WORK REQUIRED: Can the data below be echoed back word for word?

Entries from a dataset:
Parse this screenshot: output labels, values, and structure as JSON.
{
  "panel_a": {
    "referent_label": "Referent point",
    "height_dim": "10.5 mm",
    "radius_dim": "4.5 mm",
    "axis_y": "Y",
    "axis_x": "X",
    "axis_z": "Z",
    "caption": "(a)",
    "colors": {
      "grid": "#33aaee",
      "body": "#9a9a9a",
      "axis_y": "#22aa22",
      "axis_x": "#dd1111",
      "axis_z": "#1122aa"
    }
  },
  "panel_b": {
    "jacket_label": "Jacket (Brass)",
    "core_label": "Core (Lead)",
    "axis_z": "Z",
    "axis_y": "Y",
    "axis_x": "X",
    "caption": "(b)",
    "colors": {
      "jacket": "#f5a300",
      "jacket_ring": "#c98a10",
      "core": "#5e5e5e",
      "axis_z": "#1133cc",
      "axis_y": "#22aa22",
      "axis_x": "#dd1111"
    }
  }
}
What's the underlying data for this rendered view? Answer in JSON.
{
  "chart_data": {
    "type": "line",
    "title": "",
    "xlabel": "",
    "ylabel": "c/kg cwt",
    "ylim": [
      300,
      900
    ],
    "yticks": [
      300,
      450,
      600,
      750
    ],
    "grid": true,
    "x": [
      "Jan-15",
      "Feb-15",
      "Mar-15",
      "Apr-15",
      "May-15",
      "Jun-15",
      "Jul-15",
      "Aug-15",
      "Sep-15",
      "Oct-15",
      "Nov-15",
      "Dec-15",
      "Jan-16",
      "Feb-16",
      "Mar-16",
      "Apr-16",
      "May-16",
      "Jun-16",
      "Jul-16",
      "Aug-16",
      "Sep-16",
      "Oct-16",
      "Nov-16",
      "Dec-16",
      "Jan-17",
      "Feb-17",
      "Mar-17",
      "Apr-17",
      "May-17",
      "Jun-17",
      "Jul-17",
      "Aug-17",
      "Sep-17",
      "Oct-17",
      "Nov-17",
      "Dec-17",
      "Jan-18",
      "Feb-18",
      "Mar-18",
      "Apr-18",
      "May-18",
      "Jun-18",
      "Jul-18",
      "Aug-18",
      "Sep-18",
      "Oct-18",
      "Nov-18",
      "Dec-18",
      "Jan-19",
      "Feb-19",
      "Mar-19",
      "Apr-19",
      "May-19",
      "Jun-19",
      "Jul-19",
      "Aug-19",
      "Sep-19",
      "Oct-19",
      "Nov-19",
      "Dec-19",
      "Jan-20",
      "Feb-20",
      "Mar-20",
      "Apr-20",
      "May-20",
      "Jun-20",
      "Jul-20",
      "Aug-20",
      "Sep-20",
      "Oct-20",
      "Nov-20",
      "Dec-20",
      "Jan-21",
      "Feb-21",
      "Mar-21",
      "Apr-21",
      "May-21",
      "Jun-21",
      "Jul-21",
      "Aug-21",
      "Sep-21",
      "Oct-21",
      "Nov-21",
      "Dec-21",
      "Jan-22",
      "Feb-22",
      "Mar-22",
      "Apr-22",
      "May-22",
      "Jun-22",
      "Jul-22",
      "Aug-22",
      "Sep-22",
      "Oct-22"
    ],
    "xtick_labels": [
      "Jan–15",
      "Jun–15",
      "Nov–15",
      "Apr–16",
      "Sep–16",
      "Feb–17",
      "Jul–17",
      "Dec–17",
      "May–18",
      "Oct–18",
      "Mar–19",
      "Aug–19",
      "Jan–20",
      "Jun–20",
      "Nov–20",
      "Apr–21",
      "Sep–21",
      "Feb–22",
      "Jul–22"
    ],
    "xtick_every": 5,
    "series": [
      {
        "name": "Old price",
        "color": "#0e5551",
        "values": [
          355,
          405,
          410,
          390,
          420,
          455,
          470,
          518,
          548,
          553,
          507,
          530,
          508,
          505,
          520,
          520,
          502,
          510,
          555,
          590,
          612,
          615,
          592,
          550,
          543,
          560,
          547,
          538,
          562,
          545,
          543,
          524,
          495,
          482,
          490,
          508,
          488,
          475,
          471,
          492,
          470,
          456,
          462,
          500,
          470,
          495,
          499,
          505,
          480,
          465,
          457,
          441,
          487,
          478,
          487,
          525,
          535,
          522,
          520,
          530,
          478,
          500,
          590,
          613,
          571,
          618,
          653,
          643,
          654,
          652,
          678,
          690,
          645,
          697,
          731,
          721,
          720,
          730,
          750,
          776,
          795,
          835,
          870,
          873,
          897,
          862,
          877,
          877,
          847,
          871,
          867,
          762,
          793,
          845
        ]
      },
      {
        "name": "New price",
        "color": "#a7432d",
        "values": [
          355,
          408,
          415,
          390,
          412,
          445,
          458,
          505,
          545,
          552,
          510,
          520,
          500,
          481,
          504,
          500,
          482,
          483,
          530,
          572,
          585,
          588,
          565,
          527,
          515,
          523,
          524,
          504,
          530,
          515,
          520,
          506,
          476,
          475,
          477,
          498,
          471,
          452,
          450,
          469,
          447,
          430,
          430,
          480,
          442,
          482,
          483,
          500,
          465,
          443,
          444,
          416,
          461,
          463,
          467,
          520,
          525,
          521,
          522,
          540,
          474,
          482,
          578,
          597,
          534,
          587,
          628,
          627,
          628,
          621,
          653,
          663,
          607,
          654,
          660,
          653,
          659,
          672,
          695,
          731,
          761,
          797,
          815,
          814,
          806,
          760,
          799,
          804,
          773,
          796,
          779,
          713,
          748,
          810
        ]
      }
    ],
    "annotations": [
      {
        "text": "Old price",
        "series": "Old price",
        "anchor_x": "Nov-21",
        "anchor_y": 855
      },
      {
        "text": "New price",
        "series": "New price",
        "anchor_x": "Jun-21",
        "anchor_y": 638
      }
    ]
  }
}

SOLUTION FOR THIS PROBLEM:
Parse this screenshot: output labels, values, and structure as JSON.
{
  "panel_a": {
    "referent_label": "Referent point",
    "height_dim": "10.5 mm",
    "radius_dim": "4.5 mm",
    "axis_y": "Y",
    "axis_x": "X",
    "axis_z": "Z",
    "caption": "(a)",
    "colors": {
      "grid": "#33aaee",
      "body": "#9a9a9a",
      "axis_y": "#22aa22",
      "axis_x": "#dd1111",
      "axis_z": "#1122aa"
    }
  },
  "panel_b": {
    "jacket_label": "Jacket (Brass)",
    "core_label": "Core (Lead)",
    "axis_z": "Z",
    "axis_y": "Y",
    "axis_x": "X",
    "caption": "(b)",
    "colors": {
      "jacket": "#f5a300",
      "jacket_ring": "#c98a10",
      "core": "#5e5e5e",
      "axis_z": "#1133cc",
      "axis_y": "#22aa22",
      "axis_x": "#dd1111"
    }
  }
}
What's the underlying data for this rendered view? Answer in JSON.
{
  "chart_data": {
    "type": "line",
    "title": "",
    "xlabel": "",
    "ylabel": "c/kg cwt",
    "ylim": [
      300,
      900
    ],
    "yticks": [
      300,
      450,
      600,
      750
    ],
    "grid": true,
    "x": [
      "Jan-15",
      "Feb-15",
      "Mar-15",
      "Apr-15",
      "May-15",
      "Jun-15",
      "Jul-15",
      "Aug-15",
      "Sep-15",
      "Oct-15",
      "Nov-15",
      "Dec-15",
      "Jan-16",
      "Feb-16",
      "Mar-16",
      "Apr-16",
      "May-16",
      "Jun-16",
      "Jul-16",
      "Aug-16",
      "Sep-16",
      "Oct-16",
      "Nov-16",
      "Dec-16",
      "Jan-17",
      "Feb-17",
      "Mar-17",
      "Apr-17",
      "May-17",
      "Jun-17",
      "Jul-17",
      "Aug-17",
      "Sep-17",
      "Oct-17",
      "Nov-17",
      "Dec-17",
      "Jan-18",
      "Feb-18",
      "Mar-18",
      "Apr-18",
      "May-18",
      "Jun-18",
      "Jul-18",
      "Aug-18",
      "Sep-18",
      "Oct-18",
      "Nov-18",
      "Dec-18",
      "Jan-19",
      "Feb-19",
      "Mar-19",
      "Apr-19",
      "May-19",
      "Jun-19",
      "Jul-19",
      "Aug-19",
      "Sep-19",
      "Oct-19",
      "Nov-19",
      "Dec-19",
      "Jan-20",
      "Feb-20",
      "Mar-20",
      "Apr-20",
      "May-20",
      "Jun-20",
      "Jul-20",
      "Aug-20",
      "Sep-20",
      "Oct-20",
      "Nov-20",
      "Dec-20",
      "Jan-21",
      "Feb-21",
      "Mar-21",
      "Apr-21",
      "May-21",
      "Jun-21",
      "Jul-21",
      "Aug-21",
      "Sep-21",
      "Oct-21",
      "Nov-21",
      "Dec-21",
      "Jan-22",
      "Feb-22",
      "Mar-22",
      "Apr-22",
      "May-22",
      "Jun-22",
      "Jul-22",
      "Aug-22",
      "Sep-22",
      "Oct-22"
    ],
    "xtick_labels": [
      "Jan–15",
      "Jun–15",
      "Nov–15",
      "Apr–16",
      "Sep–16",
      "Feb–17",
      "Jul–17",
      "Dec–17",
      "May–18",
      "Oct–18",
      "Mar–19",
      "Aug–19",
      "Jan–20",
      "Jun–20",
      "Nov–20",
      "Apr–21",
      "Sep–21",
      "Feb–22",
      "Jul–22"
    ],
    "xtick_every": 5,
    "series": [
      {
        "name": "Old price",
        "color": "#0e5551",
        "values": [
          355,
          405,
          410,
          390,
          420,
          455,
          470,
          518,
          548,
          553,
          507,
          530,
          508,
          505,
          520,
          520,
          502,
          510,
          555,
          590,
          612,
          615,
          592,
          550,
          543,
          560,
          547,
          538,
          562,
          545,
          543,
          524,
          495,
          482,
          490,
          508,
          488,
          475,
          471,
          492,
          470,
          456,
          462,
          500,
          470,
          495,
          499,
          505,
          480,
          465,
          457,
          441,
          487,
          478,
          487,
          525,
          535,
          522,
          520,
          530,
          478,
          500,
          590,
          613,
          571,
          618,
          653,
          643,
          654,
          652,
          678,
          690,
          645,
          697,
          731,
          721,
          720,
          730,
          750,
          776,
          795,
          835,
          870,
          873,
          897,
          862,
          877,
          877,
          847,
          871,
          867,
          762,
          793,
          845
        ]
      },
      {
        "name": "New price",
        "color": "#a7432d",
        "values": [
          355,
          408,
          415,
          390,
          412,
          445,
          458,
          505,
          545,
          552,
          510,
          520,
          500,
          481,
          504,
          500,
          482,
          483,
          530,
          572,
          585,
          588,
          565,
          527,
          515,
          523,
          524,
          504,
          530,
          515,
          520,
          506,
          476,
          475,
          477,
          498,
          471,
          452,
          450,
          469,
          447,
          430,
          430,
          480,
          442,
          482,
          483,
          500,
          465,
          443,
          444,
          416,
          461,
          463,
          467,
          520,
          525,
          521,
          522,
          540,
          474,
          482,
          578,
          597,
          534,
          587,
          628,
          627,
          628,
          621,
          653,
          663,
          607,
          654,
          660,
          653,
          659,
          672,
          695,
          731,
          761,
          797,
          815,
          814,
          806,
          760,
          799,
          804,
          773,
          796,
          779,
          713,
          748,
          810
        ]
      }
    ],
    "annotations": [
      {
        "text": "Old price",
        "series": "Old price",
        "anchor_x": "Nov-21",
        "anchor_y": 855
      },
      {
        "text": "New price",
        "series": "New price",
        "anchor_x": "Jun-21",
        "anchor_y": 638
      }
    ]
  }
}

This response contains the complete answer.